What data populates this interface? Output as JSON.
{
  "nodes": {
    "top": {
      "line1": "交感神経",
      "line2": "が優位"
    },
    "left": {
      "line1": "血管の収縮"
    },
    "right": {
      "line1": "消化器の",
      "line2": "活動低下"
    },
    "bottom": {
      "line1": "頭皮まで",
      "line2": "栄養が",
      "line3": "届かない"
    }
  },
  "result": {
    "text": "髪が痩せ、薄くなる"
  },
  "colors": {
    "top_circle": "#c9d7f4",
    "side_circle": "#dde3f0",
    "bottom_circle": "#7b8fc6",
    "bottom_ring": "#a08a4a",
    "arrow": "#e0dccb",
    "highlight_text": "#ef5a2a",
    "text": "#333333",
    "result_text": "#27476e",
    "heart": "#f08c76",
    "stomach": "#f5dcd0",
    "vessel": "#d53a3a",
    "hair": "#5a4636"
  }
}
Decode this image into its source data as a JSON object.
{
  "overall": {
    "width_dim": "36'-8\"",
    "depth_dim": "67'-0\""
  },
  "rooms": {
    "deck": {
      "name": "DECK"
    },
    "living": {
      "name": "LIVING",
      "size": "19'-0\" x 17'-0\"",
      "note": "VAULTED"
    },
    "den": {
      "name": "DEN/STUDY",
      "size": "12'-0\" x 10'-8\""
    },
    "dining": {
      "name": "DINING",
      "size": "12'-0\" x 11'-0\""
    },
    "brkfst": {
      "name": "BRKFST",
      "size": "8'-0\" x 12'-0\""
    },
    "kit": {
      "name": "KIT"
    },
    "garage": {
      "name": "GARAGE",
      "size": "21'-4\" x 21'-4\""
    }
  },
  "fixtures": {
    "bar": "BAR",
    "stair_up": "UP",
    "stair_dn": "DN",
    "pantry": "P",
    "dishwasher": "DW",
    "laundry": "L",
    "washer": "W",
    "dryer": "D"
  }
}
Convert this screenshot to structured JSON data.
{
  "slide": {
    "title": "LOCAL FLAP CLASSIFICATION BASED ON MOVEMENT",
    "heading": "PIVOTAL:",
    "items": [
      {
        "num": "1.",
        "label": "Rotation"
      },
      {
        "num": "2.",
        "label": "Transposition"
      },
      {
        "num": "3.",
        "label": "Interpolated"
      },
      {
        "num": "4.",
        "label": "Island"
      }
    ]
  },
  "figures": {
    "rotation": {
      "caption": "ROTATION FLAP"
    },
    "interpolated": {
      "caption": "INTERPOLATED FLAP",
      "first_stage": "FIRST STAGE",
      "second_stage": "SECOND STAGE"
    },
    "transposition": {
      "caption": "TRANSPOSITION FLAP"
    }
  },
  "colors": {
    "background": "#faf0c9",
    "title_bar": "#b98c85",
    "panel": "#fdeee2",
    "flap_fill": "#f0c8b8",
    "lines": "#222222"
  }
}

==================================================

GIVEN REQUEST »
Reproduce every line of the material above exactly.

RESPONSE TO THIS TASK »
What data populates this interface? Output as JSON.
{
  "nodes": {
    "top": {
      "line1": "交感神経",
      "line2": "が優位"
    },
    "left": {
      "line1": "血管の収縮"
    },
    "right": {
      "line1": "消化器の",
      "line2": "活動低下"
    },
    "bottom": {
      "line1": "頭皮まで",
      "line2": "栄養が",
      "line3": "届かない"
    }
  },
  "result": {
    "text": "髪が痩せ、薄くなる"
  },
  "colors": {
    "top_circle": "#c9d7f4",
    "side_circle": "#dde3f0",
    "bottom_circle": "#7b8fc6",
    "bottom_ring": "#a08a4a",
    "arrow": "#e0dccb",
    "highlight_text": "#ef5a2a",
    "text": "#333333",
    "result_text": "#27476e",
    "heart": "#f08c76",
    "stomach": "#f5dcd0",
    "vessel": "#d53a3a",
    "hair": "#5a4636"
  }
}
Decode this image into its source data as a JSON object.
{
  "overall": {
    "width_dim": "36'-8\"",
    "depth_dim": "67'-0\""
  },
  "rooms": {
    "deck": {
      "name": "DECK"
    },
    "living": {
      "name": "LIVING",
      "size": "19'-0\" x 17'-0\"",
      "note": "VAULTED"
    },
    "den": {
      "name": "DEN/STUDY",
      "size": "12'-0\" x 10'-8\""
    },
    "dining": {
      "name": "DINING",
      "size": "12'-0\" x 11'-0\""
    },
    "brkfst": {
      "name": "BRKFST",
      "size": "8'-0\" x 12'-0\""
    },
    "kit": {
      "name": "KIT"
    },
    "garage": {
      "name": "GARAGE",
      "size": "21'-4\" x 21'-4\""
    }
  },
  "fixtures": {
    "bar": "BAR",
    "stair_up": "UP",
    "stair_dn": "DN",
    "pantry": "P",
    "dishwasher": "DW",
    "laundry": "L",
    "washer": "W",
    "dryer": "D"
  }
}
Convert this screenshot to structured JSON data.
{
  "slide": {
    "title": "LOCAL FLAP CLASSIFICATION BASED ON MOVEMENT",
    "heading": "PIVOTAL:",
    "items": [
      {
        "num": "1.",
        "label": "Rotation"
      },
      {
        "num": "2.",
        "label": "Transposition"
      },
      {
        "num": "3.",
        "label": "Interpolated"
      },
      {
        "num": "4.",
        "label": "Island"
      }
    ]
  },
  "figures": {
    "rotation": {
      "caption": "ROTATION FLAP"
    },
    "interpolated": {
      "caption": "INTERPOLATED FLAP",
      "first_stage": "FIRST STAGE",
      "second_stage": "SECOND STAGE"
    },
    "transposition": {
      "caption": "TRANSPOSITION FLAP"
    }
  },
  "colors": {
    "background": "#faf0c9",
    "title_bar": "#b98c85",
    "panel": "#fdeee2",
    "flap_fill": "#f0c8b8",
    "lines": "#222222"
  }
}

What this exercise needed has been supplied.